Your task :: Skip every picture and transcribe the remaining material exactly.

Data excerpts ::
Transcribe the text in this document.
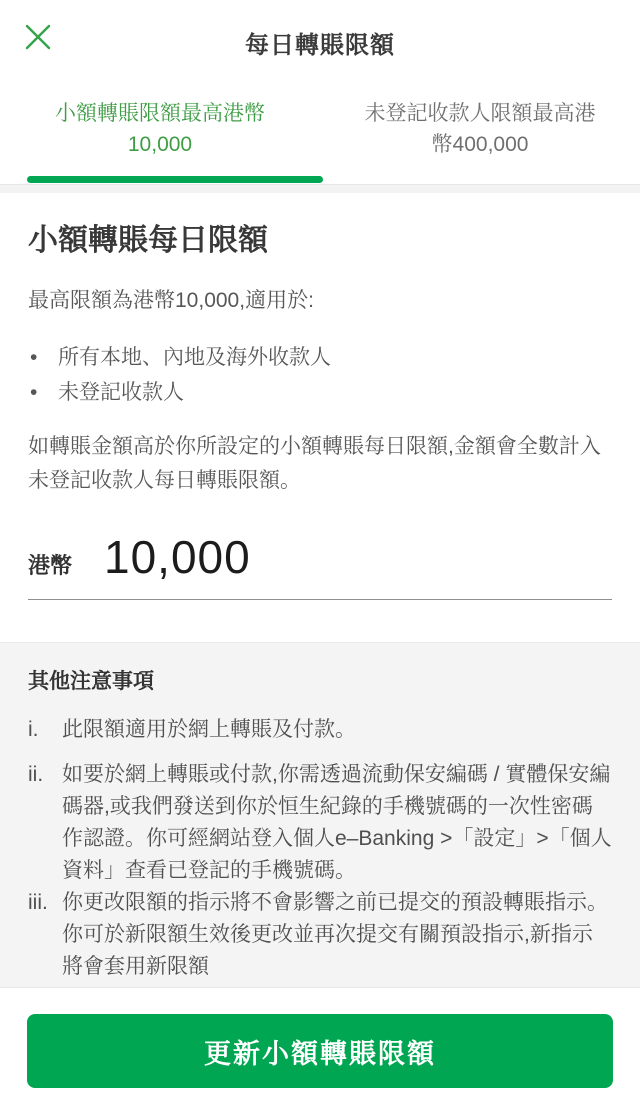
每日轉賬限額
小額轉賬限額最高港幣10,000
未登記收款人限額最高港幣400,000
小額轉賬每日限額

最高限額為港幣10,000,適用於:

• 所有本地、內地及海外收款人
• 未登記收款人

如轉賬金額高於你所設定的小額轉賬每日限額,金額會全數計入未登記收款人每日轉賬限額。

港幣 10,000
其他注意事項
i.	此限額適用於網上轉賬及付款。
ii. 如要於網上轉賬或付款,你需透過流動保安編碼 / 實體保安編碼器,或我們發送到你於恒生紀錄的手機號碼的一次性密碼作認證。你可經網站登入個人e–Banking >「設定」>「個人資料」查看已登記的手機號碼。
iii. 你更改限額的指示將不會影響之前已提交的預設轉賬指示。你可於新限額生效後更改並再次提交有關預設指示,新指示將會套用新限額
更新小額轉賬限額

Worked answer ::
Transcribe the text in this document.
每日轉賬限額
小額轉賬限額最高港幣10,000
未登記收款人限額最高港幣400,000
小額轉賬每日限額

最高限額為港幣10,000,適用於:

• 所有本地、內地及海外收款人
• 未登記收款人

如轉賬金額高於你所設定的小額轉賬每日限額,金額會全數計入未登記收款人每日轉賬限額。

港幣 10,000
其他注意事項
i.	此限額適用於網上轉賬及付款。
ii. 如要於網上轉賬或付款,你需透過流動保安編碼 / 實體保安編碼器,或我們發送到你於恒生紀錄的手機號碼的一次性密碼作認證。你可經網站登入個人e–Banking >「設定」>「個人資料」查看已登記的手機號碼。
iii. 你更改限額的指示將不會影響之前已提交的預設轉賬指示。你可於新限額生效後更改並再次提交有關預設指示,新指示將會套用新限額
更新小額轉賬限額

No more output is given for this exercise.